** START Material **

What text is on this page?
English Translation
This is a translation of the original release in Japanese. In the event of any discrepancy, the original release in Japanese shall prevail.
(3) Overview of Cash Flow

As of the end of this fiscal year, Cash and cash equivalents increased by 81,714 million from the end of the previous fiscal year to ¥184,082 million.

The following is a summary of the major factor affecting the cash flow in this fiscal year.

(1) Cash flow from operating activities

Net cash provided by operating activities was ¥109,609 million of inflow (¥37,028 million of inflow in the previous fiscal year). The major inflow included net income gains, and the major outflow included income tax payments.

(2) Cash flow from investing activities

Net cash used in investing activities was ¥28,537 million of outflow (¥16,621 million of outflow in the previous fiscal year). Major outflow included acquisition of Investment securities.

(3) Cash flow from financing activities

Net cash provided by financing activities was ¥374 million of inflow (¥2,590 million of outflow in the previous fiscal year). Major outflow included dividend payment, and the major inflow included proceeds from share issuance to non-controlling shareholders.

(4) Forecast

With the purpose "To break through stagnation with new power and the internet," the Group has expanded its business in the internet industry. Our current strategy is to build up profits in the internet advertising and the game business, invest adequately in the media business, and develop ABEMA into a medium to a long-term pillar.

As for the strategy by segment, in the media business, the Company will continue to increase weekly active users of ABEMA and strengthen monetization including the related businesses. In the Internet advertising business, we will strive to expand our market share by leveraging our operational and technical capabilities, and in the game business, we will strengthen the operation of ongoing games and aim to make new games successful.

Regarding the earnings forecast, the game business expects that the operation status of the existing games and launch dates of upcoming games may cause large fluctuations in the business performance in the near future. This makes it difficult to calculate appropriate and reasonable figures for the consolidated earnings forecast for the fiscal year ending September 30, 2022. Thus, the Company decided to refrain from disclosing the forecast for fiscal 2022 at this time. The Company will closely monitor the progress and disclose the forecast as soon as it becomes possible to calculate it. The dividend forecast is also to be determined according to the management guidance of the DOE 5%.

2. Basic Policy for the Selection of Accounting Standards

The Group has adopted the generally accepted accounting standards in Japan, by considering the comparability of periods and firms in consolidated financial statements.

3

** END Material **

Problem to solve - Copy down the material exactly as written.

Response for this exercise -
What text is on this page?
English Translation
This is a translation of the original release in Japanese. In the event of any discrepancy, the original release in Japanese shall prevail.
(3) Overview of Cash Flow

As of the end of this fiscal year, Cash and cash equivalents increased by 81,714 million from the end of the previous fiscal year to ¥184,082 million.

The following is a summary of the major factor affecting the cash flow in this fiscal year.

(1) Cash flow from operating activities

Net cash provided by operating activities was ¥109,609 million of inflow (¥37,028 million of inflow in the previous fiscal year). The major inflow included net income gains, and the major outflow included income tax payments.

(2) Cash flow from investing activities

Net cash used in investing activities was ¥28,537 million of outflow (¥16,621 million of outflow in the previous fiscal year). Major outflow included acquisition of Investment securities.

(3) Cash flow from financing activities

Net cash provided by financing activities was ¥374 million of inflow (¥2,590 million of outflow in the previous fiscal year). Major outflow included dividend payment, and the major inflow included proceeds from share issuance to non-controlling shareholders.

(4) Forecast

With the purpose "To break through stagnation with new power and the internet," the Group has expanded its business in the internet industry. Our current strategy is to build up profits in the internet advertising and the game business, invest adequately in the media business, and develop ABEMA into a medium to a long-term pillar.

As for the strategy by segment, in the media business, the Company will continue to increase weekly active users of ABEMA and strengthen monetization including the related businesses. In the Internet advertising business, we will strive to expand our market share by leveraging our operational and technical capabilities, and in the game business, we will strengthen the operation of ongoing games and aim to make new games successful.

Regarding the earnings forecast, the game business expects that the operation status of the existing games and launch dates of upcoming games may cause large fluctuations in the business performance in the near future. This makes it difficult to calculate appropriate and reasonable figures for the consolidated earnings forecast for the fiscal year ending September 30, 2022. Thus, the Company decided to refrain from disclosing the forecast for fiscal 2022 at this time. The Company will closely monitor the progress and disclose the forecast as soon as it becomes possible to calculate it. The dividend forecast is also to be determined according to the management guidance of the DOE 5%.

2. Basic Policy for the Selection of Accounting Standards

The Group has adopted the generally accepted accounting standards in Japan, by considering the comparability of periods and firms in consolidated financial statements.

3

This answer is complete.